# [SET EXERCISE]
Return all lines below containing the word "title".

# [AVAILABLE DATA]
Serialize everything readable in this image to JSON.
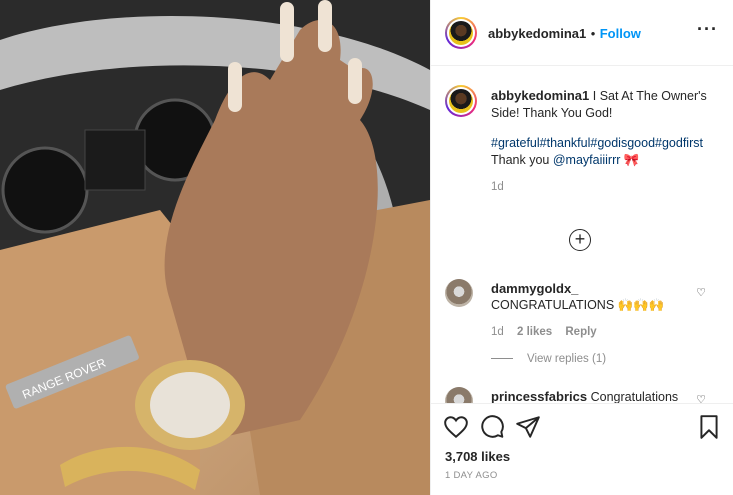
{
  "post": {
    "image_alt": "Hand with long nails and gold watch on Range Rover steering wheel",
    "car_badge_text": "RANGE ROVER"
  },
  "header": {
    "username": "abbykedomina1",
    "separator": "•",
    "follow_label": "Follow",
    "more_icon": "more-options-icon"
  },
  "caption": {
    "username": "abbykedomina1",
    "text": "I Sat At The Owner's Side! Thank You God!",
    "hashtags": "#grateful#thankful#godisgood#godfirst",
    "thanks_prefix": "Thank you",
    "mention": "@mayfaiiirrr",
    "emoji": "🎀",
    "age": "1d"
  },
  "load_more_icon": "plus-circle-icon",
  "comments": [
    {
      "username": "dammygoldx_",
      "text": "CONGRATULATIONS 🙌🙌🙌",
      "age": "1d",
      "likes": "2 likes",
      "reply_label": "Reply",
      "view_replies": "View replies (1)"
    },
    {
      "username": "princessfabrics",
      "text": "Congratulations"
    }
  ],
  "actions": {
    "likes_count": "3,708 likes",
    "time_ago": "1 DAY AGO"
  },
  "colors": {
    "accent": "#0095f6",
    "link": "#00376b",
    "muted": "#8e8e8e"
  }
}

...

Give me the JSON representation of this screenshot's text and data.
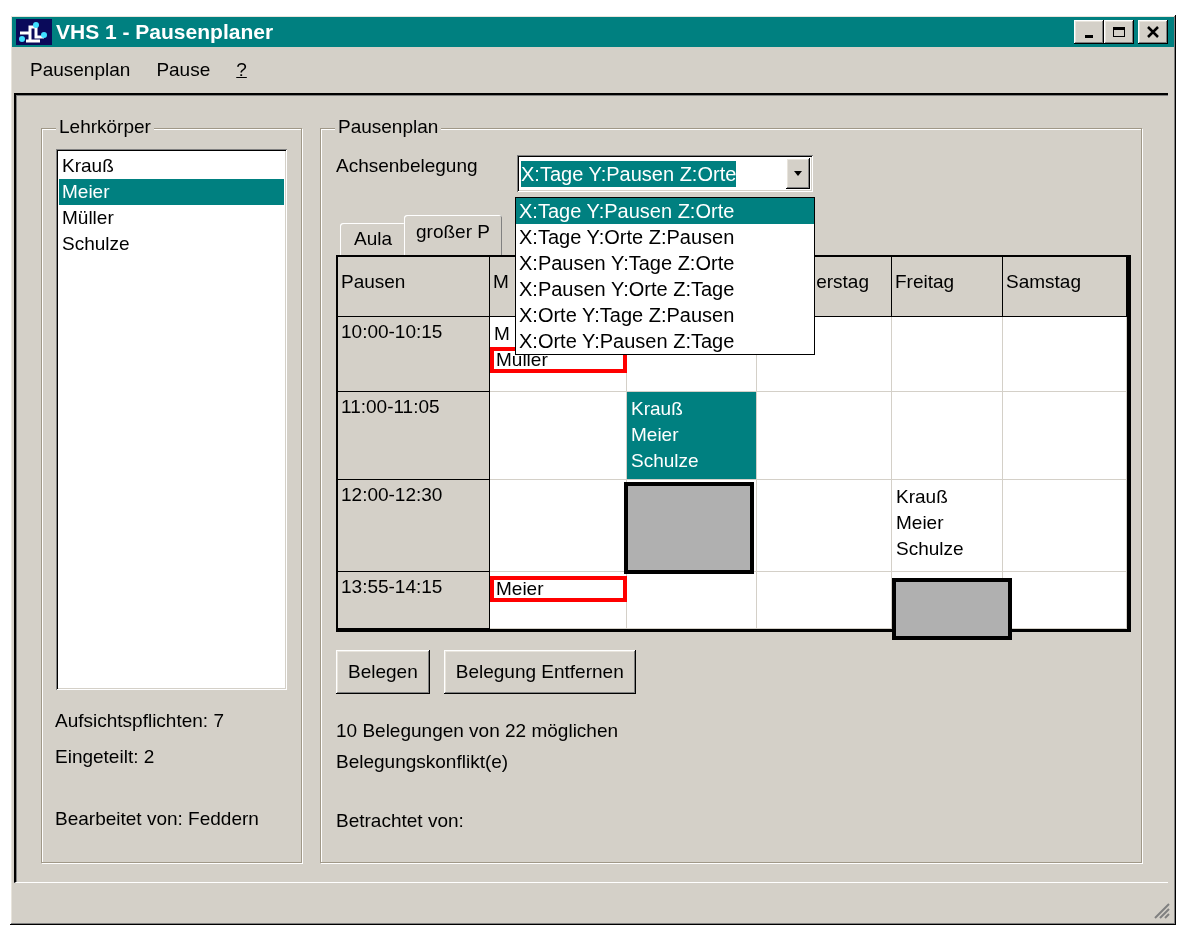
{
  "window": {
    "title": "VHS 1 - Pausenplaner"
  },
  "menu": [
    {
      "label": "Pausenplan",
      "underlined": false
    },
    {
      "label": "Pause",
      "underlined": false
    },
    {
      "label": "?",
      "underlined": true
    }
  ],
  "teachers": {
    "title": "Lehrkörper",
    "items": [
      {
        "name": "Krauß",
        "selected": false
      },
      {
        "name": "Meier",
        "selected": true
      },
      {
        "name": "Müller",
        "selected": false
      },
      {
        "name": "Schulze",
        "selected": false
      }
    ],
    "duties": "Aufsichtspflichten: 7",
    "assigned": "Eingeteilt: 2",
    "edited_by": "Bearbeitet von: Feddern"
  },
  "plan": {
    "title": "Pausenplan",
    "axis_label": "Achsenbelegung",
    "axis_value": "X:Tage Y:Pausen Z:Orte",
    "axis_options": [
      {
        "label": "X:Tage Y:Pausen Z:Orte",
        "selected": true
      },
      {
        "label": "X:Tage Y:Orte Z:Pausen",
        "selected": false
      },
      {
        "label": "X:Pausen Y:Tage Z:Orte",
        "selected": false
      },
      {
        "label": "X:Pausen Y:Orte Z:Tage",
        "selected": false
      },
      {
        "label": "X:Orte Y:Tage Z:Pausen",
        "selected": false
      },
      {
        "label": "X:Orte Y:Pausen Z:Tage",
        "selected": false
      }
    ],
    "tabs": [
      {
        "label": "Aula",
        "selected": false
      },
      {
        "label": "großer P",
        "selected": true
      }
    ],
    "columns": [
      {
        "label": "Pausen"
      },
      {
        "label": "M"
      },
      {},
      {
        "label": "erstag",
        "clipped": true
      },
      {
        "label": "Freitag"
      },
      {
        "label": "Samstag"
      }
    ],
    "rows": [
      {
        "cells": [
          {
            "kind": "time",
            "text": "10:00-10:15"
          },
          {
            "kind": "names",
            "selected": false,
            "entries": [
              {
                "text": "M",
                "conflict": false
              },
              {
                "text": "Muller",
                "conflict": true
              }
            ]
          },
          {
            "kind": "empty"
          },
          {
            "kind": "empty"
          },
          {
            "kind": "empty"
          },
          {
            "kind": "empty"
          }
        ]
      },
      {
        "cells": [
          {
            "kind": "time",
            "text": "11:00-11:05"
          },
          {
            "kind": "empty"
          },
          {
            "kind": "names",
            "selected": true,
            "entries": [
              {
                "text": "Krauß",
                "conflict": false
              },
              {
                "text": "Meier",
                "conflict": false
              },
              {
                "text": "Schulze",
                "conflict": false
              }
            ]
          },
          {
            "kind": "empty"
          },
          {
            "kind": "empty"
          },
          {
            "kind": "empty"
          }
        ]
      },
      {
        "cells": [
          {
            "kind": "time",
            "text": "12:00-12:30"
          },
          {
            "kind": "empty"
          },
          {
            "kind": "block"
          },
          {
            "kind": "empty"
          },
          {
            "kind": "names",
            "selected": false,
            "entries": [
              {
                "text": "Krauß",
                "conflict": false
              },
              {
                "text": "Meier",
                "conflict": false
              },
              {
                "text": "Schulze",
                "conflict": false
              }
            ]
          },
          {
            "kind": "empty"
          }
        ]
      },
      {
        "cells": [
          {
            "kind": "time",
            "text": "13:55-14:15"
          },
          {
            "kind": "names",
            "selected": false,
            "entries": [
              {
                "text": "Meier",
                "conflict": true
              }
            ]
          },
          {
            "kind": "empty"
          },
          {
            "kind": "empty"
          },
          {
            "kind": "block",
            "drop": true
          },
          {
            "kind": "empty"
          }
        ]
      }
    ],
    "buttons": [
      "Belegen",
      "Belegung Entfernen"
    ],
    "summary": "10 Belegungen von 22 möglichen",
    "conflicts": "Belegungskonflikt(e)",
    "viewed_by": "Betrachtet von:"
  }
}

# [ANSWER TO THIS PROBLEM]
    "title": "VHS 1 - Pausenplaner"
    "title": "Lehrkörper",
    "title": "Pausenplan",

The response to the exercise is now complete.